◆ WRITTEN REQUEST ◆
Every record must be transcribed in its entirety, apart from the images, which are to be omitted.
START
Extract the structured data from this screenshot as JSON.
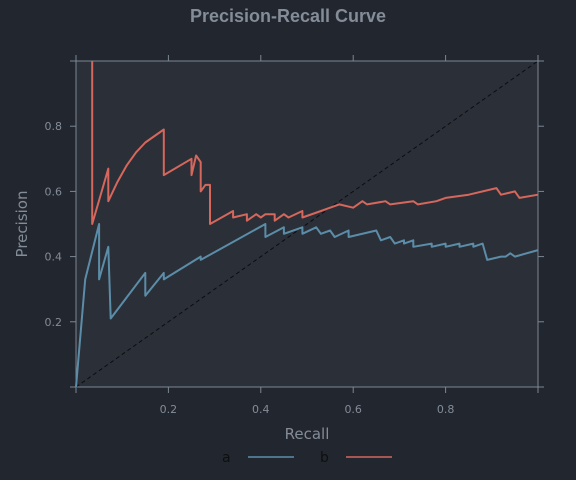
{
  "colors": {
    "background": "#22262e",
    "panel": "#2b2f38",
    "frame": "#7d8793",
    "text": "#848c97",
    "legend_text": "#0e0f10",
    "series_a": "#5b8da8",
    "series_b": "#d5675c",
    "diagonal": "#0c0d10"
  },
  "chart_data": {
    "type": "line",
    "title": "Precision-Recall Curve",
    "xlabel": "Recall",
    "ylabel": "Precision",
    "xlim": [
      0,
      1
    ],
    "ylim": [
      0,
      1
    ],
    "xticks": [
      0.2,
      0.4,
      0.6,
      0.8
    ],
    "yticks": [
      0.2,
      0.4,
      0.6,
      0.8
    ],
    "grid": false,
    "legend_position": "bottom",
    "reference_line": {
      "style": "dashed",
      "points": [
        [
          0,
          0
        ],
        [
          1,
          1
        ]
      ]
    },
    "series": [
      {
        "name": "a",
        "points": [
          [
            0,
            0
          ],
          [
            0.02,
            0.33
          ],
          [
            0.05,
            0.5
          ],
          [
            0.05,
            0.33
          ],
          [
            0.07,
            0.43
          ],
          [
            0.075,
            0.21
          ],
          [
            0.15,
            0.35
          ],
          [
            0.15,
            0.28
          ],
          [
            0.19,
            0.35
          ],
          [
            0.19,
            0.33
          ],
          [
            0.27,
            0.4
          ],
          [
            0.27,
            0.39
          ],
          [
            0.41,
            0.5
          ],
          [
            0.41,
            0.46
          ],
          [
            0.45,
            0.49
          ],
          [
            0.45,
            0.47
          ],
          [
            0.49,
            0.49
          ],
          [
            0.49,
            0.47
          ],
          [
            0.52,
            0.49
          ],
          [
            0.53,
            0.47
          ],
          [
            0.55,
            0.48
          ],
          [
            0.56,
            0.46
          ],
          [
            0.59,
            0.48
          ],
          [
            0.59,
            0.46
          ],
          [
            0.65,
            0.48
          ],
          [
            0.66,
            0.45
          ],
          [
            0.68,
            0.46
          ],
          [
            0.69,
            0.44
          ],
          [
            0.71,
            0.45
          ],
          [
            0.71,
            0.44
          ],
          [
            0.73,
            0.45
          ],
          [
            0.73,
            0.43
          ],
          [
            0.77,
            0.44
          ],
          [
            0.77,
            0.43
          ],
          [
            0.8,
            0.44
          ],
          [
            0.8,
            0.43
          ],
          [
            0.83,
            0.44
          ],
          [
            0.83,
            0.43
          ],
          [
            0.86,
            0.44
          ],
          [
            0.86,
            0.43
          ],
          [
            0.88,
            0.44
          ],
          [
            0.89,
            0.39
          ],
          [
            0.92,
            0.4
          ],
          [
            0.93,
            0.4
          ],
          [
            0.94,
            0.41
          ],
          [
            0.95,
            0.4
          ],
          [
            1,
            0.42
          ]
        ]
      },
      {
        "name": "b",
        "points": [
          [
            0.035,
            1
          ],
          [
            0.035,
            0.5
          ],
          [
            0.07,
            0.67
          ],
          [
            0.07,
            0.57
          ],
          [
            0.09,
            0.63
          ],
          [
            0.11,
            0.68
          ],
          [
            0.13,
            0.72
          ],
          [
            0.15,
            0.75
          ],
          [
            0.19,
            0.79
          ],
          [
            0.19,
            0.65
          ],
          [
            0.25,
            0.7
          ],
          [
            0.25,
            0.65
          ],
          [
            0.26,
            0.71
          ],
          [
            0.27,
            0.69
          ],
          [
            0.27,
            0.6
          ],
          [
            0.28,
            0.62
          ],
          [
            0.29,
            0.62
          ],
          [
            0.29,
            0.5
          ],
          [
            0.34,
            0.54
          ],
          [
            0.34,
            0.52
          ],
          [
            0.37,
            0.53
          ],
          [
            0.37,
            0.51
          ],
          [
            0.39,
            0.53
          ],
          [
            0.4,
            0.52
          ],
          [
            0.41,
            0.53
          ],
          [
            0.43,
            0.53
          ],
          [
            0.43,
            0.51
          ],
          [
            0.45,
            0.53
          ],
          [
            0.46,
            0.52
          ],
          [
            0.49,
            0.54
          ],
          [
            0.49,
            0.52
          ],
          [
            0.53,
            0.54
          ],
          [
            0.55,
            0.55
          ],
          [
            0.57,
            0.56
          ],
          [
            0.6,
            0.55
          ],
          [
            0.62,
            0.57
          ],
          [
            0.63,
            0.56
          ],
          [
            0.67,
            0.57
          ],
          [
            0.68,
            0.56
          ],
          [
            0.73,
            0.57
          ],
          [
            0.74,
            0.56
          ],
          [
            0.78,
            0.57
          ],
          [
            0.8,
            0.58
          ],
          [
            0.85,
            0.59
          ],
          [
            0.91,
            0.61
          ],
          [
            0.92,
            0.59
          ],
          [
            0.95,
            0.6
          ],
          [
            0.96,
            0.58
          ],
          [
            1,
            0.59
          ]
        ]
      }
    ]
  }
}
END
◆ OUTPUT OF THE TASK ◆
Extract the structured data from this screenshot as JSON.
{
  "colors": {
    "background": "#22262e",
    "panel": "#2b2f38",
    "frame": "#7d8793",
    "text": "#848c97",
    "legend_text": "#0e0f10",
    "series_a": "#5b8da8",
    "series_b": "#d5675c",
    "diagonal": "#0c0d10"
  },
  "chart_data": {
    "type": "line",
    "title": "Precision-Recall Curve",
    "xlabel": "Recall",
    "ylabel": "Precision",
    "xlim": [
      0,
      1
    ],
    "ylim": [
      0,
      1
    ],
    "xticks": [
      0.2,
      0.4,
      0.6,
      0.8
    ],
    "yticks": [
      0.2,
      0.4,
      0.6,
      0.8
    ],
    "grid": false,
    "legend_position": "bottom",
    "reference_line": {
      "style": "dashed",
      "points": [
        [
          0,
          0
        ],
        [
          1,
          1
        ]
      ]
    },
    "series": [
      {
        "name": "a",
        "points": [
          [
            0,
            0
          ],
          [
            0.02,
            0.33
          ],
          [
            0.05,
            0.5
          ],
          [
            0.05,
            0.33
          ],
          [
            0.07,
            0.43
          ],
          [
            0.075,
            0.21
          ],
          [
            0.15,
            0.35
          ],
          [
            0.15,
            0.28
          ],
          [
            0.19,
            0.35
          ],
          [
            0.19,
            0.33
          ],
          [
            0.27,
            0.4
          ],
          [
            0.27,
            0.39
          ],
          [
            0.41,
            0.5
          ],
          [
            0.41,
            0.46
          ],
          [
            0.45,
            0.49
          ],
          [
            0.45,
            0.47
          ],
          [
            0.49,
            0.49
          ],
          [
            0.49,
            0.47
          ],
          [
            0.52,
            0.49
          ],
          [
            0.53,
            0.47
          ],
          [
            0.55,
            0.48
          ],
          [
            0.56,
            0.46
          ],
          [
            0.59,
            0.48
          ],
          [
            0.59,
            0.46
          ],
          [
            0.65,
            0.48
          ],
          [
            0.66,
            0.45
          ],
          [
            0.68,
            0.46
          ],
          [
            0.69,
            0.44
          ],
          [
            0.71,
            0.45
          ],
          [
            0.71,
            0.44
          ],
          [
            0.73,
            0.45
          ],
          [
            0.73,
            0.43
          ],
          [
            0.77,
            0.44
          ],
          [
            0.77,
            0.43
          ],
          [
            0.8,
            0.44
          ],
          [
            0.8,
            0.43
          ],
          [
            0.83,
            0.44
          ],
          [
            0.83,
            0.43
          ],
          [
            0.86,
            0.44
          ],
          [
            0.86,
            0.43
          ],
          [
            0.88,
            0.44
          ],
          [
            0.89,
            0.39
          ],
          [
            0.92,
            0.4
          ],
          [
            0.93,
            0.4
          ],
          [
            0.94,
            0.41
          ],
          [
            0.95,
            0.4
          ],
          [
            1,
            0.42
          ]
        ]
      },
      {
        "name": "b",
        "points": [
          [
            0.035,
            1
          ],
          [
            0.035,
            0.5
          ],
          [
            0.07,
            0.67
          ],
          [
            0.07,
            0.57
          ],
          [
            0.09,
            0.63
          ],
          [
            0.11,
            0.68
          ],
          [
            0.13,
            0.72
          ],
          [
            0.15,
            0.75
          ],
          [
            0.19,
            0.79
          ],
          [
            0.19,
            0.65
          ],
          [
            0.25,
            0.7
          ],
          [
            0.25,
            0.65
          ],
          [
            0.26,
            0.71
          ],
          [
            0.27,
            0.69
          ],
          [
            0.27,
            0.6
          ],
          [
            0.28,
            0.62
          ],
          [
            0.29,
            0.62
          ],
          [
            0.29,
            0.5
          ],
          [
            0.34,
            0.54
          ],
          [
            0.34,
            0.52
          ],
          [
            0.37,
            0.53
          ],
          [
            0.37,
            0.51
          ],
          [
            0.39,
            0.53
          ],
          [
            0.4,
            0.52
          ],
          [
            0.41,
            0.53
          ],
          [
            0.43,
            0.53
          ],
          [
            0.43,
            0.51
          ],
          [
            0.45,
            0.53
          ],
          [
            0.46,
            0.52
          ],
          [
            0.49,
            0.54
          ],
          [
            0.49,
            0.52
          ],
          [
            0.53,
            0.54
          ],
          [
            0.55,
            0.55
          ],
          [
            0.57,
            0.56
          ],
          [
            0.6,
            0.55
          ],
          [
            0.62,
            0.57
          ],
          [
            0.63,
            0.56
          ],
          [
            0.67,
            0.57
          ],
          [
            0.68,
            0.56
          ],
          [
            0.73,
            0.57
          ],
          [
            0.74,
            0.56
          ],
          [
            0.78,
            0.57
          ],
          [
            0.8,
            0.58
          ],
          [
            0.85,
            0.59
          ],
          [
            0.91,
            0.61
          ],
          [
            0.92,
            0.59
          ],
          [
            0.95,
            0.6
          ],
          [
            0.96,
            0.58
          ],
          [
            1,
            0.59
          ]
        ]
      }
    ]
  }
}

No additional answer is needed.